** Begin **
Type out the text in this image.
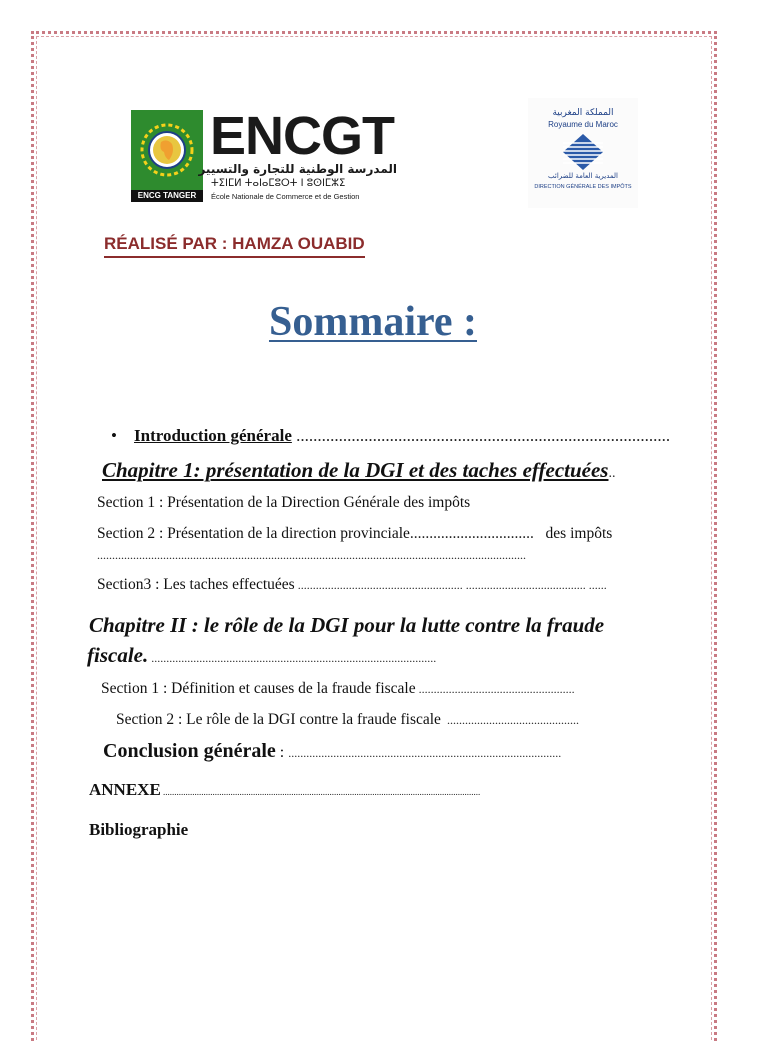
ENCG TANGER
ENCGT
المدرسة الوطنية للتجارة والتسيير
ⵜⵉⵏⵎⵍ ⵜⴰⵏⴰⵎⵓⵔⵜ ⵏ ⵓⵙⵏⵎⵣⵉ
École Nationale de Commerce et de Gestion
المملكة المغربية
Royaume du Maroc
المديرية العامة للضرائب
DIRECTION GÉNÉRALE DES IMPÔTS
RÉALISÉ PAR : HAMZA OUABID
Sommaire :
• Introduction générale ........................................................................................
Chapitre 1: présentation de la DGI et des taches effectuées..
Section 1 : Présentation de la Direction Générale des impôts
Section 2 : Présentation de la direction provinciale................................   des impôts
...............................................................................................................................................
Section3 : Les taches effectuées ....................................................... ........................................ ......
Chapitre II : le rôle de la DGI pour la lutte contre la fraude
fiscale. ...............................................................................................
Section 1 : Définition et causes de la fraude fiscale ....................................................
Section 2 : Le rôle de la DGI contre la fraude fiscale  ............................................
Conclusion générale : ...........................................................................................
ANNEXE .............................................................................................................................................
Bibliographie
** End **
PROMPT. Return all of the data exactly as written, and drop the pictures.

CORRECT RESULT.
Type out the text in this image.
ENCG TANGER
ENCGT
المدرسة الوطنية للتجارة والتسيير
ⵜⵉⵏⵎⵍ ⵜⴰⵏⴰⵎⵓⵔⵜ ⵏ ⵓⵙⵏⵎⵣⵉ
École Nationale de Commerce et de Gestion
المملكة المغربية
Royaume du Maroc
المديرية العامة للضرائب
DIRECTION GÉNÉRALE DES IMPÔTS
RÉALISÉ PAR : HAMZA OUABID
Sommaire :
• Introduction générale ........................................................................................
Chapitre 1: présentation de la DGI et des taches effectuées..
Section 1 : Présentation de la Direction Générale des impôts
Section 2 : Présentation de la direction provinciale................................   des impôts
...............................................................................................................................................
Section3 : Les taches effectuées ....................................................... ........................................ ......
Chapitre II : le rôle de la DGI pour la lutte contre la fraude
fiscale. ...............................................................................................
Section 1 : Définition et causes de la fraude fiscale ....................................................
Section 2 : Le rôle de la DGI contre la fraude fiscale  ............................................
Conclusion générale : ...........................................................................................
ANNEXE .............................................................................................................................................
Bibliographie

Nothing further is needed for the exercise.